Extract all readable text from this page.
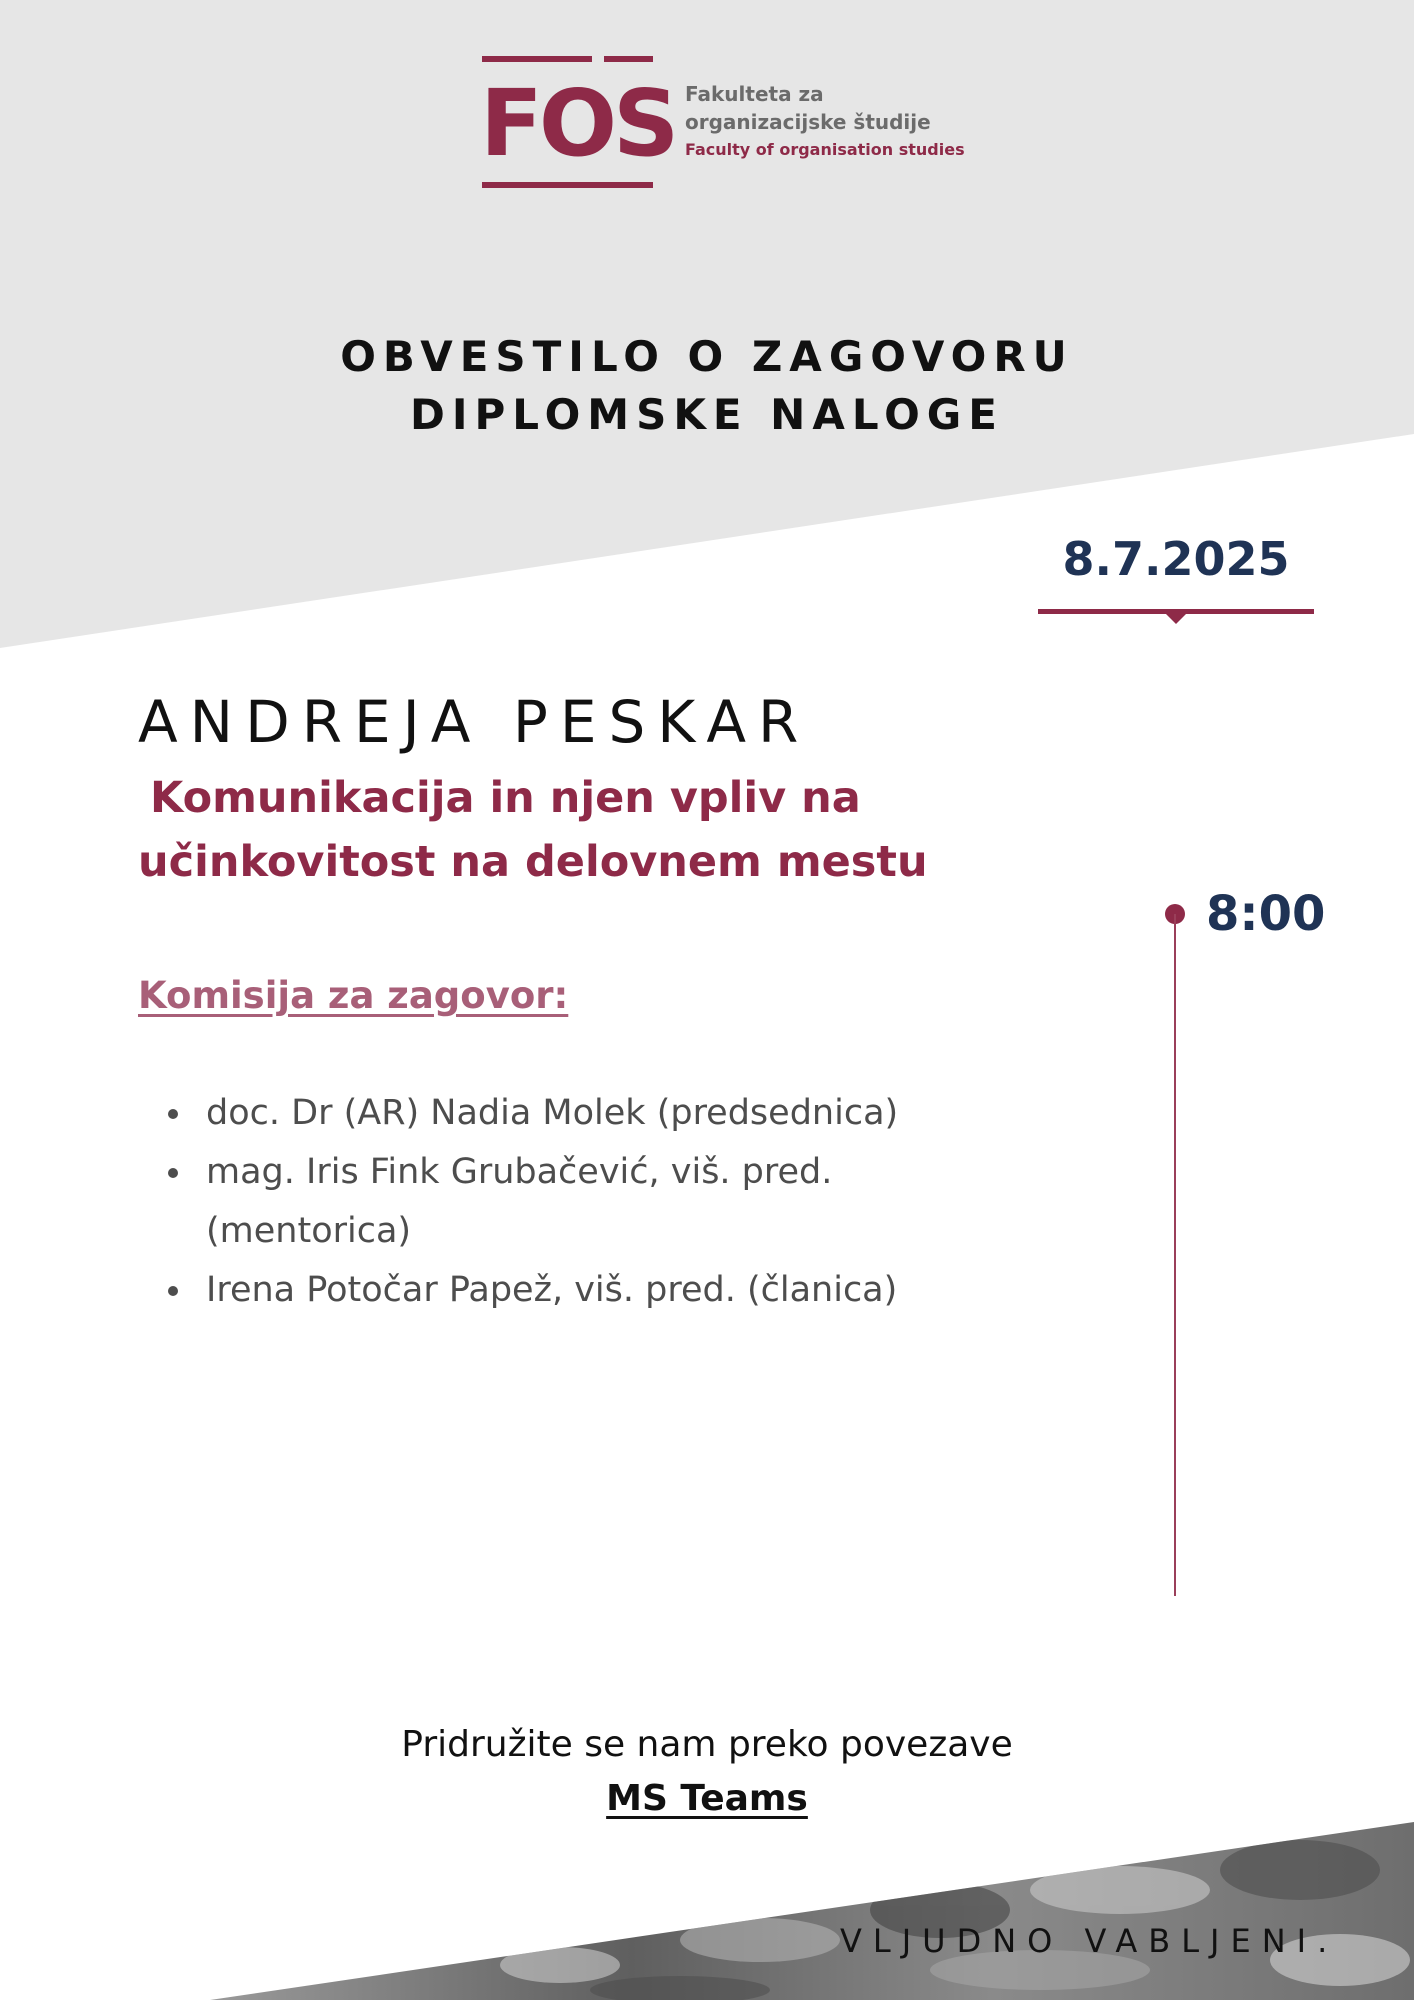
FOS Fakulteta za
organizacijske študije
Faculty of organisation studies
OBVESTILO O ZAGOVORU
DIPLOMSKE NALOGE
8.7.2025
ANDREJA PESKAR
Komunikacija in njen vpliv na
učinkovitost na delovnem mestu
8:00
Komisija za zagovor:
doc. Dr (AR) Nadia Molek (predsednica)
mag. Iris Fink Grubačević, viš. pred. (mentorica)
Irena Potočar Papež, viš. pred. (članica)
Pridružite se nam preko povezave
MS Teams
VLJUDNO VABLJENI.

◇ ◇ ◇

# PROBLEM
Omit every picture, then reproduce the rest of the listing exactly.

# REPLY
Extract all readable text from this page.
FOS Fakulteta za
organizacijske študije
Faculty of organisation studies
OBVESTILO O ZAGOVORU
DIPLOMSKE NALOGE
8.7.2025
ANDREJA PESKAR
Komunikacija in njen vpliv na
učinkovitost na delovnem mestu
8:00
Komisija za zagovor:
doc. Dr (AR) Nadia Molek (predsednica)
mag. Iris Fink Grubačević, viš. pred. (mentorica)
Irena Potočar Papež, viš. pred. (članica)
Pridružite se nam preko povezave
MS Teams
VLJUDNO VABLJENI.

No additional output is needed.